** Begin SUPPLIED RECORDS **
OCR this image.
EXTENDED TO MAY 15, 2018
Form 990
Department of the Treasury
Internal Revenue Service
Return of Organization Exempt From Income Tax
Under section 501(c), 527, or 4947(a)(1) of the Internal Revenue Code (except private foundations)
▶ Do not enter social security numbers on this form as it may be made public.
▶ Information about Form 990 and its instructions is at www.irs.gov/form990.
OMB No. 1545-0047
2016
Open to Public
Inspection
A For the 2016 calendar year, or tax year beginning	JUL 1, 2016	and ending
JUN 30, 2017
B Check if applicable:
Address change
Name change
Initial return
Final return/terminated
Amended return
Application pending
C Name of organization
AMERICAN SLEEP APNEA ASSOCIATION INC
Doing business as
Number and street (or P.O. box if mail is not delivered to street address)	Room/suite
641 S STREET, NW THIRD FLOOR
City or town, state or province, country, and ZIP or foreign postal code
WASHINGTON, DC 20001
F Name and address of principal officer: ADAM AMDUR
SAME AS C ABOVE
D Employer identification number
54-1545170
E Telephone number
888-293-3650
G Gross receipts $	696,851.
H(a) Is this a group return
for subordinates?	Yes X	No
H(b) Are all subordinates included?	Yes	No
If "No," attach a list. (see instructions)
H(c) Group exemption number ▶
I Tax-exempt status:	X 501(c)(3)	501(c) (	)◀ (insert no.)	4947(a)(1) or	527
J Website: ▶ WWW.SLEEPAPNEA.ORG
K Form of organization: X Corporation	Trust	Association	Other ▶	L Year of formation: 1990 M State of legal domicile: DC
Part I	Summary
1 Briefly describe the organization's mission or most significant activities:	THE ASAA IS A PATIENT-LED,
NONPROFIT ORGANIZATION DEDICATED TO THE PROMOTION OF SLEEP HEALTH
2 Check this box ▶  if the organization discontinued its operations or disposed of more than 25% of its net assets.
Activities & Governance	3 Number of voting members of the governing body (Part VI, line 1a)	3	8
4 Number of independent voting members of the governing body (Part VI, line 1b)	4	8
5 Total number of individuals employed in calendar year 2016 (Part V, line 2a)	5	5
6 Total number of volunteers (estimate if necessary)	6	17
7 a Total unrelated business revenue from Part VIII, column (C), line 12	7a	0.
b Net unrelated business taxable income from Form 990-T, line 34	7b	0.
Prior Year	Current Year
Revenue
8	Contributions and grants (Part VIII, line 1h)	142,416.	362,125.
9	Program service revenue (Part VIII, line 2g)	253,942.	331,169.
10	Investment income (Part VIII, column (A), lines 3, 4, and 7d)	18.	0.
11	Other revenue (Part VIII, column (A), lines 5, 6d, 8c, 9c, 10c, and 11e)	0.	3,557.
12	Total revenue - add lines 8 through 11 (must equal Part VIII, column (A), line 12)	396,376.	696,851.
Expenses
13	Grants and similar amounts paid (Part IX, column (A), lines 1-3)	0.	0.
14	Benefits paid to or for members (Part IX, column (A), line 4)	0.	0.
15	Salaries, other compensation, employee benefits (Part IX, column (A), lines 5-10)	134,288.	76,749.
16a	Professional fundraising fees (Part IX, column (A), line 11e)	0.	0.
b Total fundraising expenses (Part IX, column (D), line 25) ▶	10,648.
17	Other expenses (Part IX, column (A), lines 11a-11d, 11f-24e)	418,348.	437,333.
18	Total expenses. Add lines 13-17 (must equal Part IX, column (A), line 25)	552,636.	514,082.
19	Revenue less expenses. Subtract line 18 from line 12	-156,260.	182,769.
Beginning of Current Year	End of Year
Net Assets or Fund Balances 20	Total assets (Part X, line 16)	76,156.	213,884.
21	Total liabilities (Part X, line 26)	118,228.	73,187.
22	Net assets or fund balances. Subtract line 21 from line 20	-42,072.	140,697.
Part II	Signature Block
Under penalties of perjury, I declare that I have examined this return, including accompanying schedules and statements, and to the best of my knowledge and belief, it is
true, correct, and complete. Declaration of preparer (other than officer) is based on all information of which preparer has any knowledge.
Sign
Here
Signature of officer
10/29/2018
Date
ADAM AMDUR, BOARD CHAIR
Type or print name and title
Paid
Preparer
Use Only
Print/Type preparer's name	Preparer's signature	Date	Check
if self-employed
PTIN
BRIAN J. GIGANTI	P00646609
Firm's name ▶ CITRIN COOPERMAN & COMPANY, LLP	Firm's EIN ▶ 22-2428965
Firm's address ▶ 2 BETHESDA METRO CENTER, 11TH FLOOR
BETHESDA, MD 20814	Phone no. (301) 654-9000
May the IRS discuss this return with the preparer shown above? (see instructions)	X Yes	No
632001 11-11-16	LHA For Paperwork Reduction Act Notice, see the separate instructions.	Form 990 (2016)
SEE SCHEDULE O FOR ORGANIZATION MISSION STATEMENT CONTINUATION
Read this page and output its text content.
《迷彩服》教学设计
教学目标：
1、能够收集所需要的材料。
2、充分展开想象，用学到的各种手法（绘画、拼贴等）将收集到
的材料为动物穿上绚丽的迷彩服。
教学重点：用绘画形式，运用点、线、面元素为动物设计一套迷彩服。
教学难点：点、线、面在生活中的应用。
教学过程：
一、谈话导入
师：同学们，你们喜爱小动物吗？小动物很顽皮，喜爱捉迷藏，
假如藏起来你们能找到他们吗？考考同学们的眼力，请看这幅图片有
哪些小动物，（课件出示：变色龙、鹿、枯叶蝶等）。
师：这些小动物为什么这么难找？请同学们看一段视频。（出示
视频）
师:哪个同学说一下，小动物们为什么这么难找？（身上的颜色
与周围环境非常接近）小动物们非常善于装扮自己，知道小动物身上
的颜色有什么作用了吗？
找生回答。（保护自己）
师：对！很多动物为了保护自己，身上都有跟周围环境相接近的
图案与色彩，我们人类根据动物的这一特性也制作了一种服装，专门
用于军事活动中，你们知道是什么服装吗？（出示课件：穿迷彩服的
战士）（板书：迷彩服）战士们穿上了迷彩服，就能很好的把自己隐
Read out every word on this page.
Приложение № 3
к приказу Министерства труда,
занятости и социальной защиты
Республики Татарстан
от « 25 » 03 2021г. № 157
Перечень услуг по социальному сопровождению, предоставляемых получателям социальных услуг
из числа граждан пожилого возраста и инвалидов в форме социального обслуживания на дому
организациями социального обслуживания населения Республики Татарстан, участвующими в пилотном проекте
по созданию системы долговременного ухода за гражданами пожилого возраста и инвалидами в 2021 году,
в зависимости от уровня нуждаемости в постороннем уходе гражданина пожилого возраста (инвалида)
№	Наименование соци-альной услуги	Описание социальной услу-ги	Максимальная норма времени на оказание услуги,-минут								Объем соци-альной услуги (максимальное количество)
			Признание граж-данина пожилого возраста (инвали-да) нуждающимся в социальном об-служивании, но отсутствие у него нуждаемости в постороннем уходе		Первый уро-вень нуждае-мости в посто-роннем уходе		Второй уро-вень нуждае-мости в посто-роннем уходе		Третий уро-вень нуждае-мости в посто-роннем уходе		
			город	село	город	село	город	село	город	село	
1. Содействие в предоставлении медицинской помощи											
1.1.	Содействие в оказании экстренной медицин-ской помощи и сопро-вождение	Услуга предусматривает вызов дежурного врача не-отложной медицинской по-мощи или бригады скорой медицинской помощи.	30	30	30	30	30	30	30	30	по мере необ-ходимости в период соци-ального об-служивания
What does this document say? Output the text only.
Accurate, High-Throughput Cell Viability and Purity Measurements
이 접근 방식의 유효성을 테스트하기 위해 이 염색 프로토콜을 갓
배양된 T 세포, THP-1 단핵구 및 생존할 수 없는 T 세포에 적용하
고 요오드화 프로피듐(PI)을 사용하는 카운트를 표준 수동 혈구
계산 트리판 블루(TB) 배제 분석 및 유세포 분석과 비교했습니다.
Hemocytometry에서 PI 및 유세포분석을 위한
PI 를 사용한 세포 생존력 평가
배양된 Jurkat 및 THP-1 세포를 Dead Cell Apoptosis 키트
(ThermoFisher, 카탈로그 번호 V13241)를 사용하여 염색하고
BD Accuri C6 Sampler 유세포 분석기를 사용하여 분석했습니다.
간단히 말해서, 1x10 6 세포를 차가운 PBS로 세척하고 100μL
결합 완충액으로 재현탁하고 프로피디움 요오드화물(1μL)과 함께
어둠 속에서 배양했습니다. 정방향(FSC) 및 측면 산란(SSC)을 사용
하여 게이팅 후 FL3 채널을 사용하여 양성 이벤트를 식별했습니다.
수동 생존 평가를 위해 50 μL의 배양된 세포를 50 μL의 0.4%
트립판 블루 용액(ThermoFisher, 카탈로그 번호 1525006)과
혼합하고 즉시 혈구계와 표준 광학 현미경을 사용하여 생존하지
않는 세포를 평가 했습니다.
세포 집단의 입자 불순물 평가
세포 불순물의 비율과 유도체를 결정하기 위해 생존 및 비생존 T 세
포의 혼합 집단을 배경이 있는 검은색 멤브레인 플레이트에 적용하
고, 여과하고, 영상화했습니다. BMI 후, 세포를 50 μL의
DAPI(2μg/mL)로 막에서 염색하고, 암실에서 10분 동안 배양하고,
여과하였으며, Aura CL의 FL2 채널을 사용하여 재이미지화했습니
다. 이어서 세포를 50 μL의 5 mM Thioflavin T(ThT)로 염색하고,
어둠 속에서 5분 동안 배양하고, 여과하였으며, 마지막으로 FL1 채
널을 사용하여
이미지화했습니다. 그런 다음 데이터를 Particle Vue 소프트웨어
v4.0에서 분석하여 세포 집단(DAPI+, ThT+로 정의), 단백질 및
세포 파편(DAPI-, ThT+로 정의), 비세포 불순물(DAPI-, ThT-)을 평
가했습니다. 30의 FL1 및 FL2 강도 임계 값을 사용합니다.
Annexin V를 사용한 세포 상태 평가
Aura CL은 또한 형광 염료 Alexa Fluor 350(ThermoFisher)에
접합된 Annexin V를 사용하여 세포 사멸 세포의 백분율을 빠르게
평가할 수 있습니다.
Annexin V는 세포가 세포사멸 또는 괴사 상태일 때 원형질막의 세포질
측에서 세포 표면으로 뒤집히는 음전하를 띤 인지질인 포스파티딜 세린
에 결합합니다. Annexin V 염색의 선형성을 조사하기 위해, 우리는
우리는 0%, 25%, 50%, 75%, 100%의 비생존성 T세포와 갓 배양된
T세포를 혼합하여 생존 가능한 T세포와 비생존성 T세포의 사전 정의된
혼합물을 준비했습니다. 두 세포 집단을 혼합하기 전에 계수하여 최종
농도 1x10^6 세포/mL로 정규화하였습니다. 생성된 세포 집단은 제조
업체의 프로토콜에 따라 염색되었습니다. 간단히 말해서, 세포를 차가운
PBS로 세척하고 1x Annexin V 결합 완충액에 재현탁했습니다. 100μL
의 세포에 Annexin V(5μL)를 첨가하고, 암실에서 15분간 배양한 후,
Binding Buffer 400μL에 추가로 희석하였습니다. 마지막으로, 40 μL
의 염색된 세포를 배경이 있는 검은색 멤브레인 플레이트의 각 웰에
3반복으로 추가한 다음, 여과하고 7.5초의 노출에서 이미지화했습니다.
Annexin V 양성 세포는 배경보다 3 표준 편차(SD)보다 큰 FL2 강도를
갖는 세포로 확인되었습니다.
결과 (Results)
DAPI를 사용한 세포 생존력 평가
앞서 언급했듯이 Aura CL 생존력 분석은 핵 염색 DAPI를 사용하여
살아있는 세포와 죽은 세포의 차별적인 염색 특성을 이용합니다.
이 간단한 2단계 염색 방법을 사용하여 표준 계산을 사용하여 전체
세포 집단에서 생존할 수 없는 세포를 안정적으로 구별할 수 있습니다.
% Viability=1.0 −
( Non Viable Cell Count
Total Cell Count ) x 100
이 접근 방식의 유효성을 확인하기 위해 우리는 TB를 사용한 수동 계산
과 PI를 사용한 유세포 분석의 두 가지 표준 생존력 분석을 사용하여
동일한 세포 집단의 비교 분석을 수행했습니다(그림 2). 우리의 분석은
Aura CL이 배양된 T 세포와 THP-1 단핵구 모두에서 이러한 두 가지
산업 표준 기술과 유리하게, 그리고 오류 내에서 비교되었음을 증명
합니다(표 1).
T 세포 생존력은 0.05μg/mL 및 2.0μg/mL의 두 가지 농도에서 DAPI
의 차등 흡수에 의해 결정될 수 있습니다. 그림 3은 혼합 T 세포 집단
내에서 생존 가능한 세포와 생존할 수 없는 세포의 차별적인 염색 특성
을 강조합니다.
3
** End SUPPLIED RECORDS **
- STATED GOAL: Review the material and copy each line in which the word "Current" appears.

- ANSWER TO THIS PROBLEM:
Prior Year	Current Year
Beginning of Current Year	End of Year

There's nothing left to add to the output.